▶ [Problem details]: Return the lines where the word "throw" occurs.

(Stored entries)
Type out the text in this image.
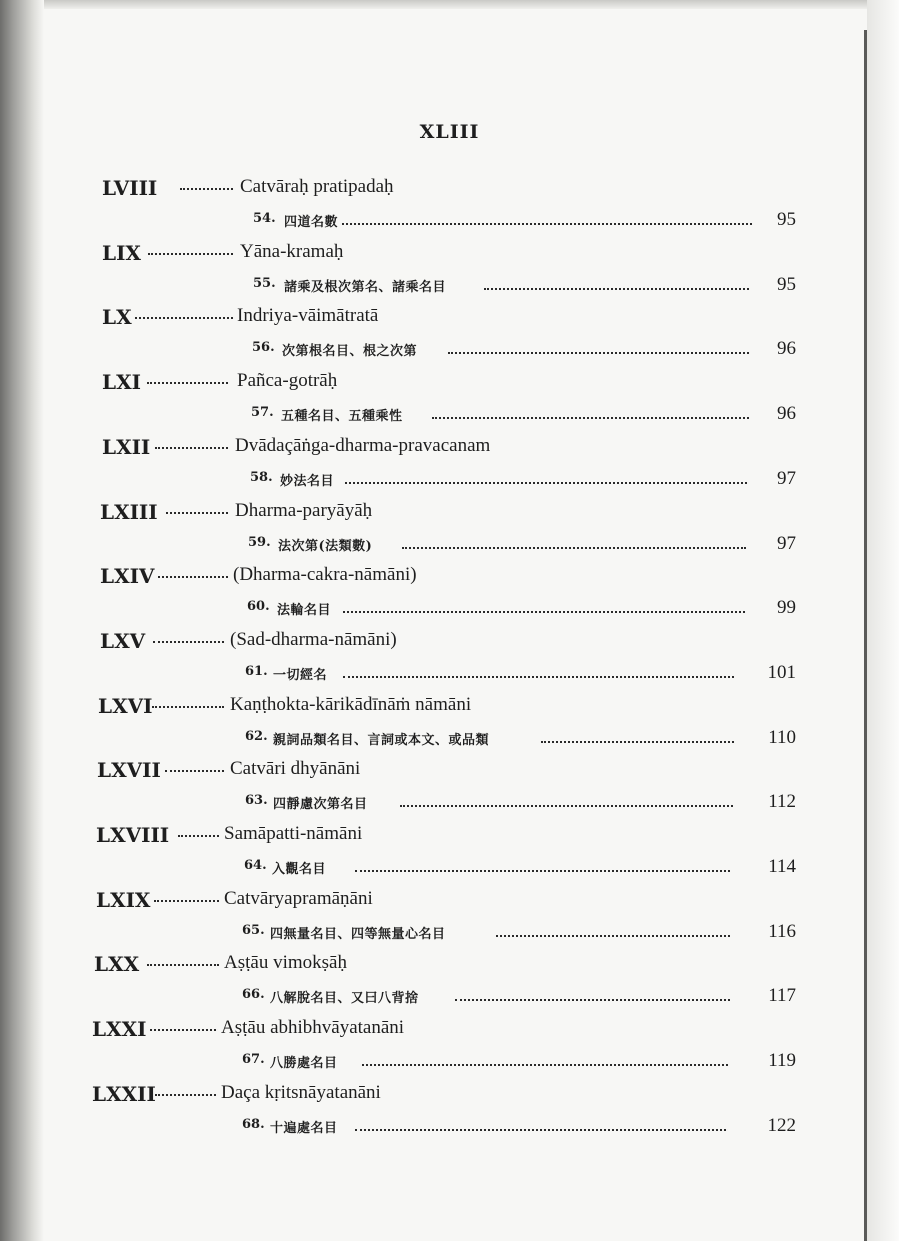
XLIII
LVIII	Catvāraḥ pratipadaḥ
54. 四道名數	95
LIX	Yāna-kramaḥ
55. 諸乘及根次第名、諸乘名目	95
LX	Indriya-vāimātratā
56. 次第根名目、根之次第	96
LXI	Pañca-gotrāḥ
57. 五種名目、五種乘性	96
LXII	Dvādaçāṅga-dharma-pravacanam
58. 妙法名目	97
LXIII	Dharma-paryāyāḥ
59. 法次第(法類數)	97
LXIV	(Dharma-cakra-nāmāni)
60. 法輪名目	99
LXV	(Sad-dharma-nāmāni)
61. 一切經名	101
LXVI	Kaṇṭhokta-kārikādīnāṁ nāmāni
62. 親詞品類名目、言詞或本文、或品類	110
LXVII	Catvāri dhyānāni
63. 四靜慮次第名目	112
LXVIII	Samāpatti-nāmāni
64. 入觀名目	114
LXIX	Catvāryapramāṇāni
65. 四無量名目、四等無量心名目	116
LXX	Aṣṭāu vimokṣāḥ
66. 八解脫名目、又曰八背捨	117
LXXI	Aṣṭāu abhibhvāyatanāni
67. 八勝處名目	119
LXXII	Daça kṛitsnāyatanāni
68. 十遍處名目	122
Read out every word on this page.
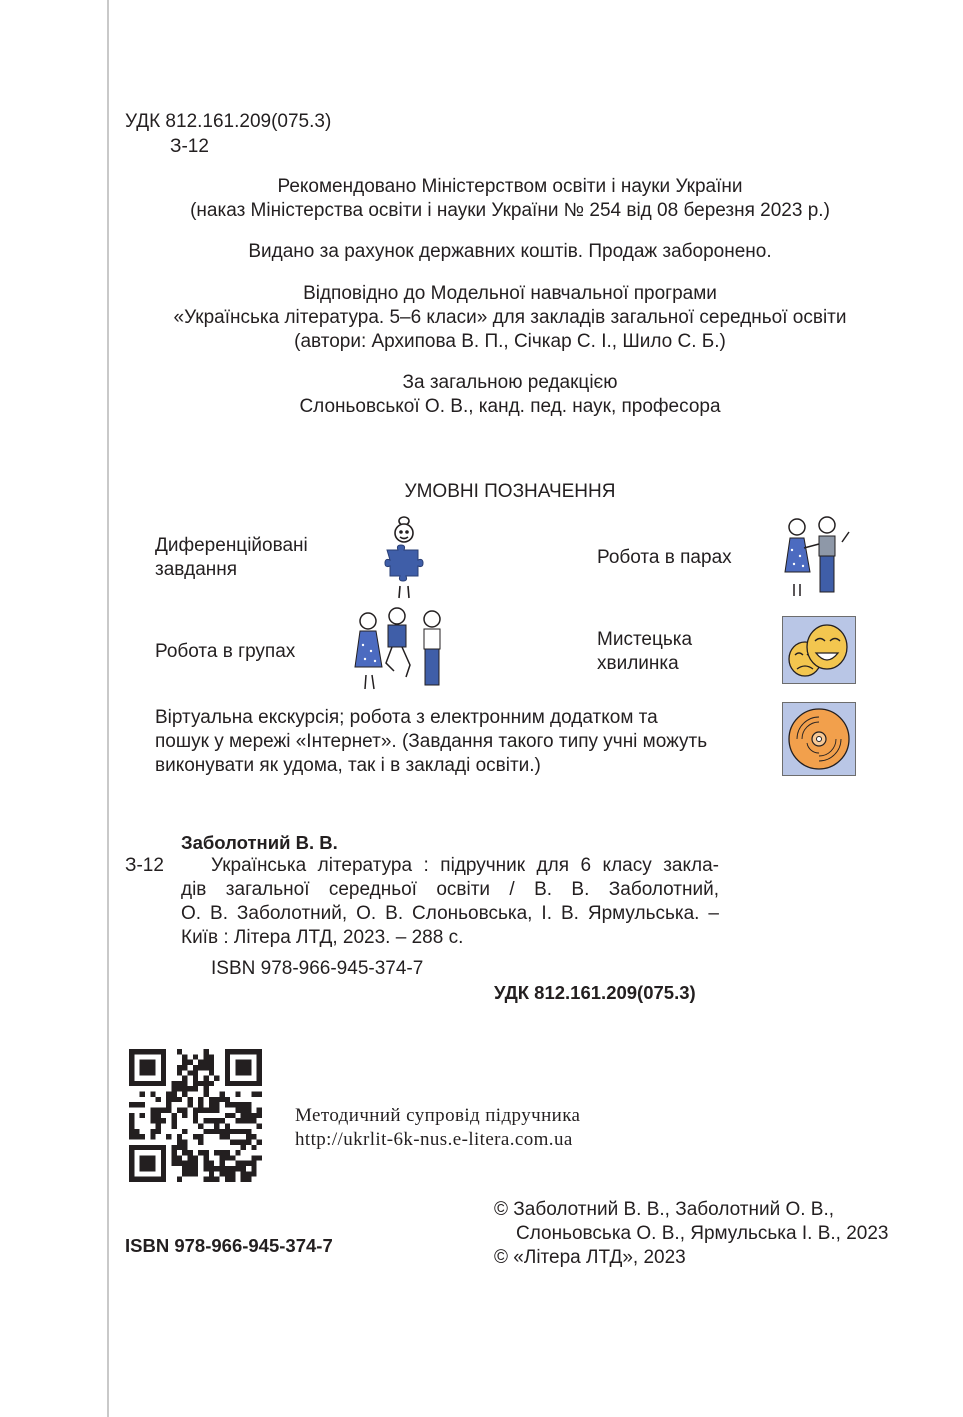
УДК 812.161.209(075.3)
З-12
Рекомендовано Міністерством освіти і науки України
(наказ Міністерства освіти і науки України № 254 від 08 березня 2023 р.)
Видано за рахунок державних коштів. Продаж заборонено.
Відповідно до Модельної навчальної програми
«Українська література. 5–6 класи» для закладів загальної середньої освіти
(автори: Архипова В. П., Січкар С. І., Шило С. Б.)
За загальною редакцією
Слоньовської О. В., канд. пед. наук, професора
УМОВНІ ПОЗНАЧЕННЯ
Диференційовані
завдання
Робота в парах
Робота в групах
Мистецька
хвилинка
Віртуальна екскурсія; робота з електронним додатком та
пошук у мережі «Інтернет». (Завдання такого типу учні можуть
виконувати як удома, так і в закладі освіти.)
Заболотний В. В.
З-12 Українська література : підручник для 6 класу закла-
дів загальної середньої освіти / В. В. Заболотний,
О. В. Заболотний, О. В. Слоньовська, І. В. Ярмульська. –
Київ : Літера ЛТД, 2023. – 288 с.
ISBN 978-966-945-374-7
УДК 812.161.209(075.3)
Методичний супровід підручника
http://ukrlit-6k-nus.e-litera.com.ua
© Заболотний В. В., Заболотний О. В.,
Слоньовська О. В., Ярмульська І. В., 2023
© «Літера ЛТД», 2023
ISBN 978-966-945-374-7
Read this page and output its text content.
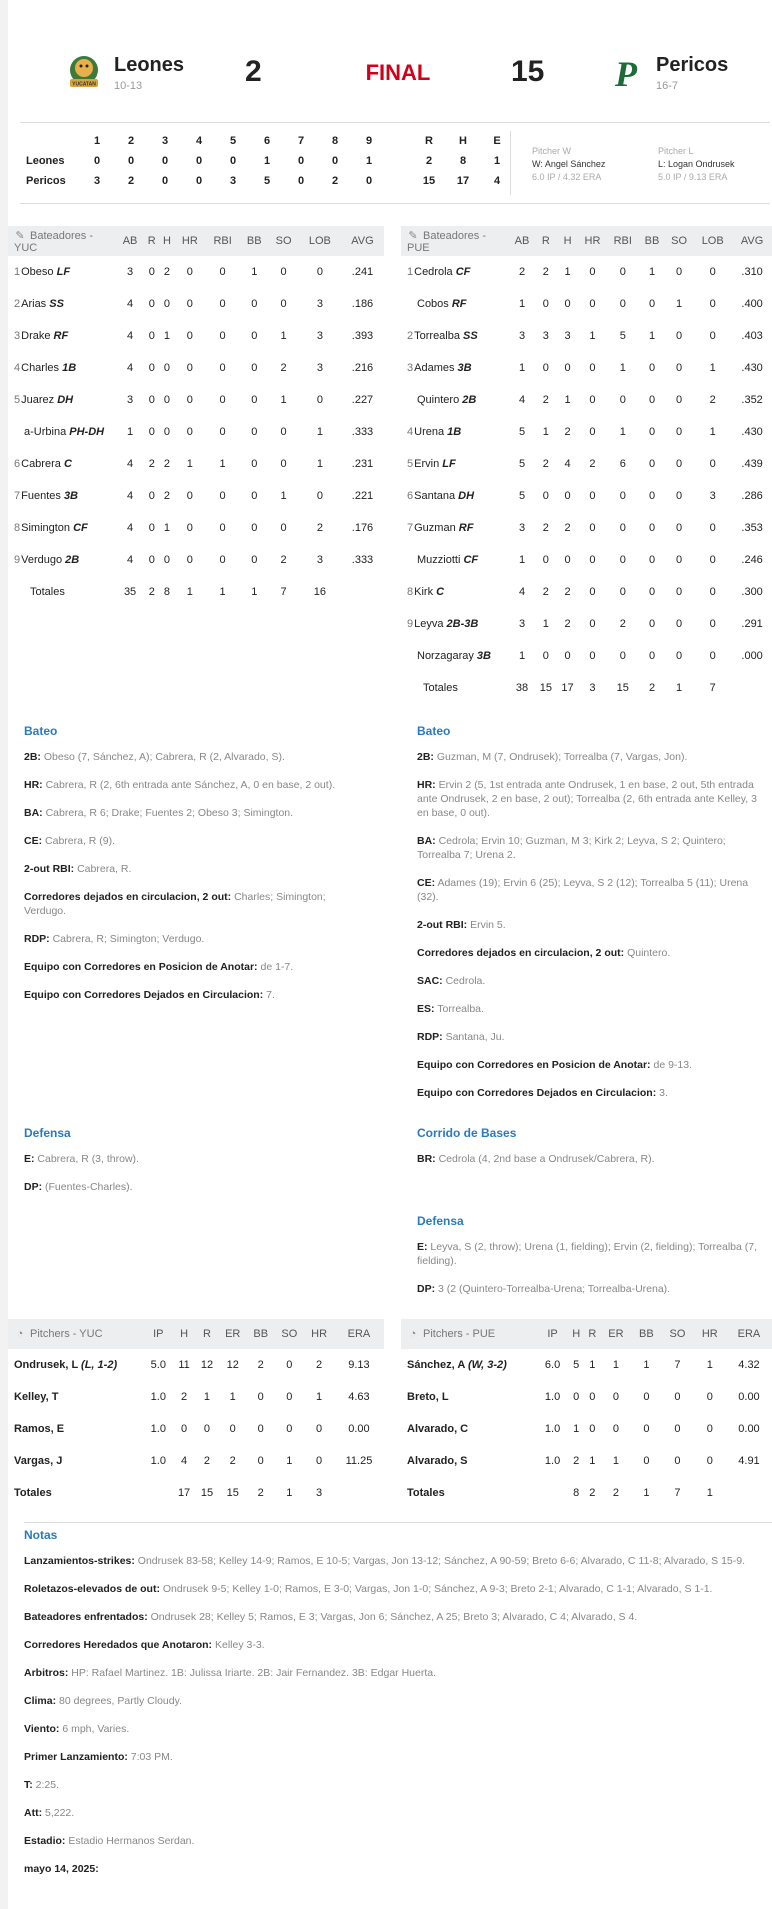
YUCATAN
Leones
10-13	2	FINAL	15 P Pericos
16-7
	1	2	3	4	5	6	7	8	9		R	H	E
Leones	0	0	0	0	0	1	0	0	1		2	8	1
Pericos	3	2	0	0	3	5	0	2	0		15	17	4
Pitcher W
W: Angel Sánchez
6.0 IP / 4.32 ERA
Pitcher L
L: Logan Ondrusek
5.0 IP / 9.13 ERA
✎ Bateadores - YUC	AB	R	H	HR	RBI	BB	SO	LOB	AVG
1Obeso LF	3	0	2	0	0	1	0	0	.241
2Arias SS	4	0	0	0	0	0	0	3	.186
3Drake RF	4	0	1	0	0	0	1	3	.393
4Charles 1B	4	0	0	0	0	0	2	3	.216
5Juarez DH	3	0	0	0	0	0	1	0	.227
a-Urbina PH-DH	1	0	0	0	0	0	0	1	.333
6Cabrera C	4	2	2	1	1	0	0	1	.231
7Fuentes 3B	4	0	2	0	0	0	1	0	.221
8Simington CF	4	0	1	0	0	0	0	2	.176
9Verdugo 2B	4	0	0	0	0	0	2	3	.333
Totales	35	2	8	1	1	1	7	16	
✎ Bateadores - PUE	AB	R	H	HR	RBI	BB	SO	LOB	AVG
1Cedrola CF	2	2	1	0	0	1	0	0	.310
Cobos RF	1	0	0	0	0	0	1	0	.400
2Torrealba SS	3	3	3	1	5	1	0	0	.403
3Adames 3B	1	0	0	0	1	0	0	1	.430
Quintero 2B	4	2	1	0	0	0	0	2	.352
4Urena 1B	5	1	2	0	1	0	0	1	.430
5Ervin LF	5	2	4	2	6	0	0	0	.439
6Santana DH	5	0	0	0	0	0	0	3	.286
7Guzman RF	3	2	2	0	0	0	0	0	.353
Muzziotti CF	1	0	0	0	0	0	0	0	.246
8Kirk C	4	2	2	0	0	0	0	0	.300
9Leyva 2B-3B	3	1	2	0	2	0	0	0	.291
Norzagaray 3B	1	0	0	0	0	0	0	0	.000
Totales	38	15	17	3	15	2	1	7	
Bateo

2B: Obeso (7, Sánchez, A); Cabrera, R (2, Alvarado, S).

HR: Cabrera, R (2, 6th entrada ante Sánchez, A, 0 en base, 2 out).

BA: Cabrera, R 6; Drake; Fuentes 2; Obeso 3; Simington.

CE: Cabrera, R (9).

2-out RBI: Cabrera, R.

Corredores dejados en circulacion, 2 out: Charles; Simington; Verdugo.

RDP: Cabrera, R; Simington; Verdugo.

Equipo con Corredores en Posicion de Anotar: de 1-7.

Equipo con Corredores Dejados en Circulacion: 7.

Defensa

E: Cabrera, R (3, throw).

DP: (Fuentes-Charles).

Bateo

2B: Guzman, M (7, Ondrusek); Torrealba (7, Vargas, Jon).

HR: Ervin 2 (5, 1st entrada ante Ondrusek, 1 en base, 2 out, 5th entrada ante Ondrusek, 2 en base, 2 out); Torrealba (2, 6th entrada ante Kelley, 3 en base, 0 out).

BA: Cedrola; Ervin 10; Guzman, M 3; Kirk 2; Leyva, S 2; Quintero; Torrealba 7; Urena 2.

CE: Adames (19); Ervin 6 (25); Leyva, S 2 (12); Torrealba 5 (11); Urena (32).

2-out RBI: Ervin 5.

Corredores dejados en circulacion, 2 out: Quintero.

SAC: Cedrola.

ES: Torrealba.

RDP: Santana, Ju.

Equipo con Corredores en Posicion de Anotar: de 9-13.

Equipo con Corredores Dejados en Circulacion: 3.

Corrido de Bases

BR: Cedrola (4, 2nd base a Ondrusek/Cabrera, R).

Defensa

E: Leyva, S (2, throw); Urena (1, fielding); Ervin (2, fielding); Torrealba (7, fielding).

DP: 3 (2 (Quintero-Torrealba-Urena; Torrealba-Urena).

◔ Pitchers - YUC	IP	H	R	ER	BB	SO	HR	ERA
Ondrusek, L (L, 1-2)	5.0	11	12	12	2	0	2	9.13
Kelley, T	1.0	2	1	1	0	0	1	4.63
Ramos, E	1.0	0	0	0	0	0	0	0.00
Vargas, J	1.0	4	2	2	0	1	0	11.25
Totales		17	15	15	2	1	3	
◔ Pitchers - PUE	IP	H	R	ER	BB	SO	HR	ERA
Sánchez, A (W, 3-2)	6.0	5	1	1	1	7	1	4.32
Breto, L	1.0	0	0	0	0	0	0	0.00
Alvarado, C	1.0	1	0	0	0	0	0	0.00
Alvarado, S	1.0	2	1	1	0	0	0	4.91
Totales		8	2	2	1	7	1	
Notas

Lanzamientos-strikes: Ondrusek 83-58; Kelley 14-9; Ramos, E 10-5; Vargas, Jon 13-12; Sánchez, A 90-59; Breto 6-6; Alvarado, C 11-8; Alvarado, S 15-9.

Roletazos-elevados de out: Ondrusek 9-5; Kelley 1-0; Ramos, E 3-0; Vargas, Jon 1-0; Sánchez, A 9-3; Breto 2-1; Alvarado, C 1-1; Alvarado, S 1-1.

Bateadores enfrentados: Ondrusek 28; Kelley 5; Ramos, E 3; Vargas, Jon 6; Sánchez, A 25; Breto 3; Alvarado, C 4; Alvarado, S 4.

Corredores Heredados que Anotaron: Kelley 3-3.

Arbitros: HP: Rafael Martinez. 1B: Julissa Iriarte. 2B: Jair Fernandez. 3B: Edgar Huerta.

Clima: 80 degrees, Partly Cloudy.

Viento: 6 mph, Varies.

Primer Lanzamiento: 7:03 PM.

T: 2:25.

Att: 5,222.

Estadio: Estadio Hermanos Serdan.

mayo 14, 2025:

▶ [Answer for this exercise]:
E: Cabrera, R (3, throw).
E: Leyva, S (2, throw); Urena (1, fielding); Ervin (2, fielding); Torrealba (7, fielding).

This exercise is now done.